● **WHAT YOU NEED TO DO**
Skip the pictures and extract all of the lines exactly as written.
====== DATA TO USE
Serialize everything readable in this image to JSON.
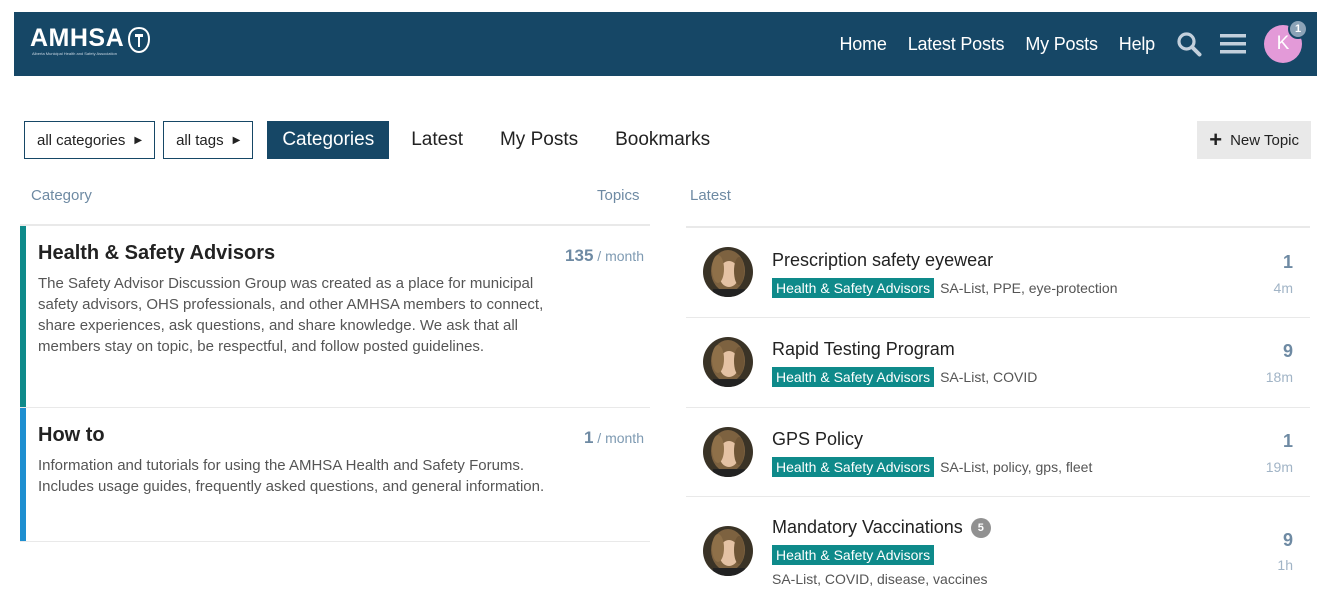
{
  "header": {
    "logo": "AMHSA",
    "logo_sub": "Alberta Municipal Health and Safety Association",
    "nav": [
      "Home",
      "Latest Posts",
      "My Posts",
      "Help"
    ],
    "avatar_letter": "K",
    "notification_count": "1",
    "icons": [
      "search-icon",
      "hamburger-menu-icon"
    ]
  },
  "filters": {
    "categories_dropdown": "all categories",
    "tags_dropdown": "all tags",
    "tabs": [
      "Categories",
      "Latest",
      "My Posts",
      "Bookmarks"
    ],
    "active_tab": "Categories",
    "new_topic": "New Topic"
  },
  "columns": {
    "category": "Category",
    "topics": "Topics",
    "latest": "Latest"
  },
  "categories": [
    {
      "title": "Health & Safety Advisors",
      "description": "The Safety Advisor Discussion Group was created as a place for municipal safety advisors, OHS professionals, and other AMHSA members to connect, share experiences, ask questions, and share knowledge. We ask that all members stay on topic, be respectful, and follow posted guidelines.",
      "count": "135",
      "per": " / month",
      "color": "#0e8a8a"
    },
    {
      "title": "How to",
      "description": "Information and tutorials for using the AMHSA Health and Safety Forums. Includes usage guides, frequently asked questions, and general information.",
      "count": "1",
      "per": " / month",
      "color": "#1e8fd0"
    }
  ],
  "latest": [
    {
      "title": "Prescription safety eyewear",
      "category": "Health & Safety Advisors",
      "tags": "SA-List, PPE, eye-protection",
      "replies": "1",
      "age": "4m"
    },
    {
      "title": "Rapid Testing Program",
      "category": "Health & Safety Advisors",
      "tags": "SA-List, COVID",
      "replies": "9",
      "age": "18m"
    },
    {
      "title": "GPS Policy",
      "category": "Health & Safety Advisors",
      "tags": "SA-List, policy, gps, fleet",
      "replies": "1",
      "age": "19m"
    },
    {
      "title": "Mandatory Vaccinations",
      "badge": "5",
      "category": "Health & Safety Advisors",
      "tags": "SA-List, COVID, disease, vaccines",
      "replies": "9",
      "age": "1h"
    }
  ],
  "colors": {
    "header_bg": "#164766",
    "accent_teal": "#0e8a8a",
    "accent_blue": "#1e8fd0",
    "avatar_bg": "#e39ad8"
  }
}
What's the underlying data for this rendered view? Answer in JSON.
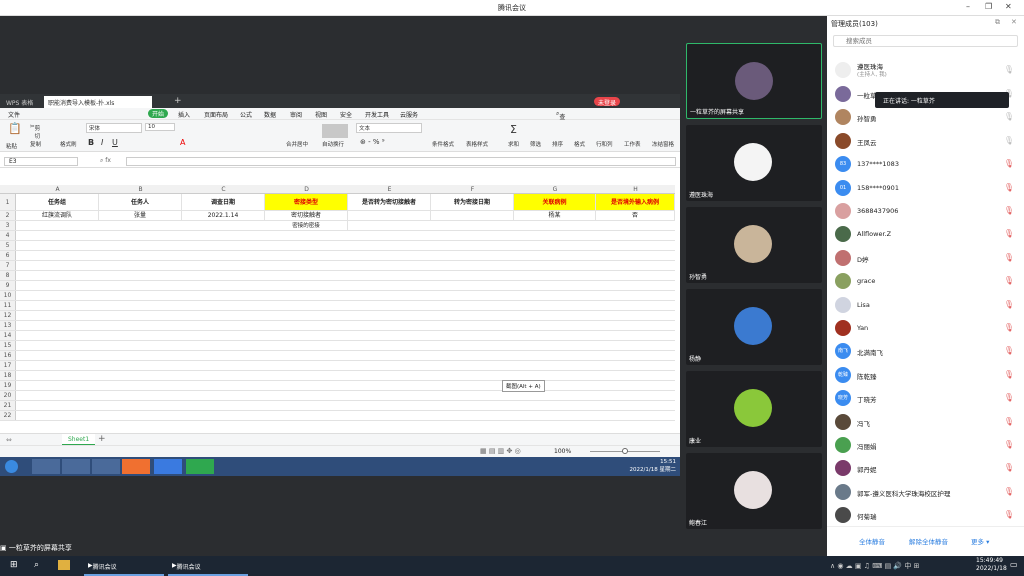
{
  "window": {
    "title": "腾讯会议"
  },
  "wps": {
    "app_tab": "WPS 表格",
    "file_tab": "职能消费导入模板-扑.xls",
    "login_badge": "未登录",
    "menu": [
      "文件",
      "开始",
      "插入",
      "页面布局",
      "公式",
      "数据",
      "审阅",
      "视图",
      "安全",
      "开发工具",
      "云服务"
    ],
    "search": "查找命令",
    "ribbon": {
      "cut": "剪切",
      "paste": "粘贴",
      "copy": "复制",
      "format_painter": "格式刷",
      "font": "宋体",
      "size": "10",
      "merge": "合并居中",
      "wrap": "自动换行",
      "numfmt": "文本",
      "cond": "条件格式",
      "table_style": "表格样式",
      "sum": "求和",
      "filter": "筛选",
      "sort": "排序",
      "format": "格式",
      "rowcol": "行和列",
      "sheet": "工作表",
      "freeze": "冻结窗格"
    },
    "cellref": "E3",
    "columns": [
      "A",
      "B",
      "C",
      "D",
      "E",
      "F",
      "G",
      "H"
    ],
    "header": [
      "任务组",
      "任务人",
      "调查日期",
      "密接类型",
      "是否转为密切接触者",
      "转为密接日期",
      "关联病例",
      "是否境外输入病例"
    ],
    "row2": [
      "红旗流调队",
      "张量",
      "2022.1.14",
      "密切接触者",
      "",
      "",
      "杨某",
      "否"
    ],
    "row3_d": "密接的密接",
    "sheet_tab": "Sheet1",
    "zoom": "100%",
    "screenshot_tip": "截图(Alt + A)",
    "clock": "15:51",
    "clock_date": "2022/1/18 星期二"
  },
  "sharing_label": "一粒草芥的屏幕共享",
  "tiles": [
    {
      "name": "一粒草芥的屏幕共享"
    },
    {
      "name": "遵医珠海"
    },
    {
      "name": "孙智勇"
    },
    {
      "name": "杨静"
    },
    {
      "name": "康业"
    },
    {
      "name": "鲍春江"
    }
  ],
  "panel": {
    "title": "管理成员(103)",
    "search_placeholder": "搜索成员",
    "speaking": "正在讲话: 一粒草芥",
    "host": {
      "name": "遵医珠海",
      "role": "(主持人, 我)"
    },
    "members": [
      {
        "name": "一粒草",
        "color": "#7a6a9a",
        "off": false,
        "av": ""
      },
      {
        "name": "孙智勇",
        "color": "#b08560",
        "off": false,
        "av": ""
      },
      {
        "name": "王凤云",
        "color": "#8a4a2a",
        "off": false,
        "av": ""
      },
      {
        "name": "137****1083",
        "color": "#3b8cf0",
        "off": true,
        "av": "83"
      },
      {
        "name": "158****0901",
        "color": "#3b8cf0",
        "off": true,
        "av": "01"
      },
      {
        "name": "3688437906",
        "color": "#d9a0a0",
        "off": true,
        "av": ""
      },
      {
        "name": "Allflower.Z",
        "color": "#4a6a4a",
        "off": true,
        "av": ""
      },
      {
        "name": "D婷",
        "color": "#c07070",
        "off": true,
        "av": ""
      },
      {
        "name": "grace",
        "color": "#8aa060",
        "off": true,
        "av": ""
      },
      {
        "name": "Lisa",
        "color": "#d0d4e0",
        "off": true,
        "av": ""
      },
      {
        "name": "Yan",
        "color": "#a03020",
        "off": true,
        "av": ""
      },
      {
        "name": "北满南飞",
        "color": "#3b8cf0",
        "off": true,
        "av": "南飞"
      },
      {
        "name": "陈乾臻",
        "color": "#3b8cf0",
        "off": true,
        "av": "乾臻"
      },
      {
        "name": "丁晓芳",
        "color": "#3b8cf0",
        "off": true,
        "av": "晓芳"
      },
      {
        "name": "冯飞",
        "color": "#5a4a3a",
        "off": true,
        "av": ""
      },
      {
        "name": "冯丽娟",
        "color": "#4aa050",
        "off": true,
        "av": ""
      },
      {
        "name": "郭丹妮",
        "color": "#7a3a6a",
        "off": true,
        "av": ""
      },
      {
        "name": "郭军-遵义医科大学珠海校区护理",
        "color": "#6a7a8a",
        "off": true,
        "av": ""
      },
      {
        "name": "何菊瑞",
        "color": "#4a4a4a",
        "off": true,
        "av": ""
      }
    ],
    "mute_all": "全体静音",
    "unmute_all": "解除全体静音",
    "more": "更多"
  },
  "taskbar": {
    "app1": "腾讯会议",
    "app2": "腾讯会议",
    "time": "15:49:49",
    "date": "2022/1/18"
  }
}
============
● **EXERCISE RESPONSE**
Serialize everything readable in this image to JSON.
{
  "header": {
    "logo": "AMHSA",
    "logo_sub": "Alberta Municipal Health and Safety Association",
    "nav": [
      "Home",
      "Latest Posts",
      "My Posts",
      "Help"
    ],
    "avatar_letter": "K",
    "notification_count": "1",
    "icons": [
      "search-icon",
      "hamburger-menu-icon"
    ]
  },
  "filters": {
    "categories_dropdown": "all categories",
    "tags_dropdown": "all tags",
    "tabs": [
      "Categories",
      "Latest",
      "My Posts",
      "Bookmarks"
    ],
    "active_tab": "Categories",
    "new_topic": "New Topic"
  },
  "columns": {
    "category": "Category",
    "topics": "Topics",
    "latest": "Latest"
  },
  "categories": [
    {
      "title": "Health & Safety Advisors",
      "description": "The Safety Advisor Discussion Group was created as a place for municipal safety advisors, OHS professionals, and other AMHSA members to connect, share experiences, ask questions, and share knowledge. We ask that all members stay on topic, be respectful, and follow posted guidelines.",
      "count": "135",
      "per": " / month",
      "color": "#0e8a8a"
    },
    {
      "title": "How to",
      "description": "Information and tutorials for using the AMHSA Health and Safety Forums. Includes usage guides, frequently asked questions, and general information.",
      "count": "1",
      "per": " / month",
      "color": "#1e8fd0"
    }
  ],
  "latest": [
    {
      "title": "Prescription safety eyewear",
      "category": "Health & Safety Advisors",
      "tags": "SA-List, PPE, eye-protection",
      "replies": "1",
      "age": "4m"
    },
    {
      "title": "Rapid Testing Program",
      "category": "Health & Safety Advisors",
      "tags": "SA-List, COVID",
      "replies": "9",
      "age": "18m"
    },
    {
      "title": "GPS Policy",
      "category": "Health & Safety Advisors",
      "tags": "SA-List, policy, gps, fleet",
      "replies": "1",
      "age": "19m"
    },
    {
      "title": "Mandatory Vaccinations",
      "badge": "5",
      "category": "Health & Safety Advisors",
      "tags": "SA-List, COVID, disease, vaccines",
      "replies": "9",
      "age": "1h"
    }
  ],
  "colors": {
    "header_bg": "#164766",
    "accent_teal": "#0e8a8a",
    "accent_blue": "#1e8fd0",
    "avatar_bg": "#e39ad8"
  }
}
What's the underlying data for this rendered view? Answer in JSON.
{
  "window": {
    "title": "腾讯会议"
  },
  "wps": {
    "app_tab": "WPS 表格",
    "file_tab": "职能消费导入模板-扑.xls",
    "login_badge": "未登录",
    "menu": [
      "文件",
      "开始",
      "插入",
      "页面布局",
      "公式",
      "数据",
      "审阅",
      "视图",
      "安全",
      "开发工具",
      "云服务"
    ],
    "search": "查找命令",
    "ribbon": {
      "cut": "剪切",
      "paste": "粘贴",
      "copy": "复制",
      "format_painter": "格式刷",
      "font": "宋体",
      "size": "10",
      "merge": "合并居中",
      "wrap": "自动换行",
      "numfmt": "文本",
      "cond": "条件格式",
      "table_style": "表格样式",
      "sum": "求和",
      "filter": "筛选",
      "sort": "排序",
      "format": "格式",
      "rowcol": "行和列",
      "sheet": "工作表",
      "freeze": "冻结窗格"
    },
    "cellref": "E3",
    "columns": [
      "A",
      "B",
      "C",
      "D",
      "E",
      "F",
      "G",
      "H"
    ],
    "header": [
      "任务组",
      "任务人",
      "调查日期",
      "密接类型",
      "是否转为密切接触者",
      "转为密接日期",
      "关联病例",
      "是否境外输入病例"
    ],
    "row2": [
      "红旗流调队",
      "张量",
      "2022.1.14",
      "密切接触者",
      "",
      "",
      "杨某",
      "否"
    ],
    "row3_d": "密接的密接",
    "sheet_tab": "Sheet1",
    "zoom": "100%",
    "screenshot_tip": "截图(Alt + A)",
    "clock": "15:51",
    "clock_date": "2022/1/18 星期二"
  },
  "sharing_label": "一粒草芥的屏幕共享",
  "tiles": [
    {
      "name": "一粒草芥的屏幕共享"
    },
    {
      "name": "遵医珠海"
    },
    {
      "name": "孙智勇"
    },
    {
      "name": "杨静"
    },
    {
      "name": "康业"
    },
    {
      "name": "鲍春江"
    }
  ],
  "panel": {
    "title": "管理成员(103)",
    "search_placeholder": "搜索成员",
    "speaking": "正在讲话: 一粒草芥",
    "host": {
      "name": "遵医珠海",
      "role": "(主持人, 我)"
    },
    "members": [
      {
        "name": "一粒草",
        "color": "#7a6a9a",
        "off": false,
        "av": ""
      },
      {
        "name": "孙智勇",
        "color": "#b08560",
        "off": false,
        "av": ""
      },
      {
        "name": "王凤云",
        "color": "#8a4a2a",
        "off": false,
        "av": ""
      },
      {
        "name": "137****1083",
        "color": "#3b8cf0",
        "off": true,
        "av": "83"
      },
      {
        "name": "158****0901",
        "color": "#3b8cf0",
        "off": true,
        "av": "01"
      },
      {
        "name": "3688437906",
        "color": "#d9a0a0",
        "off": true,
        "av": ""
      },
      {
        "name": "Allflower.Z",
        "color": "#4a6a4a",
        "off": true,
        "av": ""
      },
      {
        "name": "D婷",
        "color": "#c07070",
        "off": true,
        "av": ""
      },
      {
        "name": "grace",
        "color": "#8aa060",
        "off": true,
        "av": ""
      },
      {
        "name": "Lisa",
        "color": "#d0d4e0",
        "off": true,
        "av": ""
      },
      {
        "name": "Yan",
        "color": "#a03020",
        "off": true,
        "av": ""
      },
      {
        "name": "北满南飞",
        "color": "#3b8cf0",
        "off": true,
        "av": "南飞"
      },
      {
        "name": "陈乾臻",
        "color": "#3b8cf0",
        "off": true,
        "av": "乾臻"
      },
      {
        "name": "丁晓芳",
        "color": "#3b8cf0",
        "off": true,
        "av": "晓芳"
      },
      {
        "name": "冯飞",
        "color": "#5a4a3a",
        "off": true,
        "av": ""
      },
      {
        "name": "冯丽娟",
        "color": "#4aa050",
        "off": true,
        "av": ""
      },
      {
        "name": "郭丹妮",
        "color": "#7a3a6a",
        "off": true,
        "av": ""
      },
      {
        "name": "郭军-遵义医科大学珠海校区护理",
        "color": "#6a7a8a",
        "off": true,
        "av": ""
      },
      {
        "name": "何菊瑞",
        "color": "#4a4a4a",
        "off": true,
        "av": ""
      }
    ],
    "mute_all": "全体静音",
    "unmute_all": "解除全体静音",
    "more": "更多"
  },
  "taskbar": {
    "app1": "腾讯会议",
    "app2": "腾讯会议",
    "time": "15:49:49",
    "date": "2022/1/18"
  }
}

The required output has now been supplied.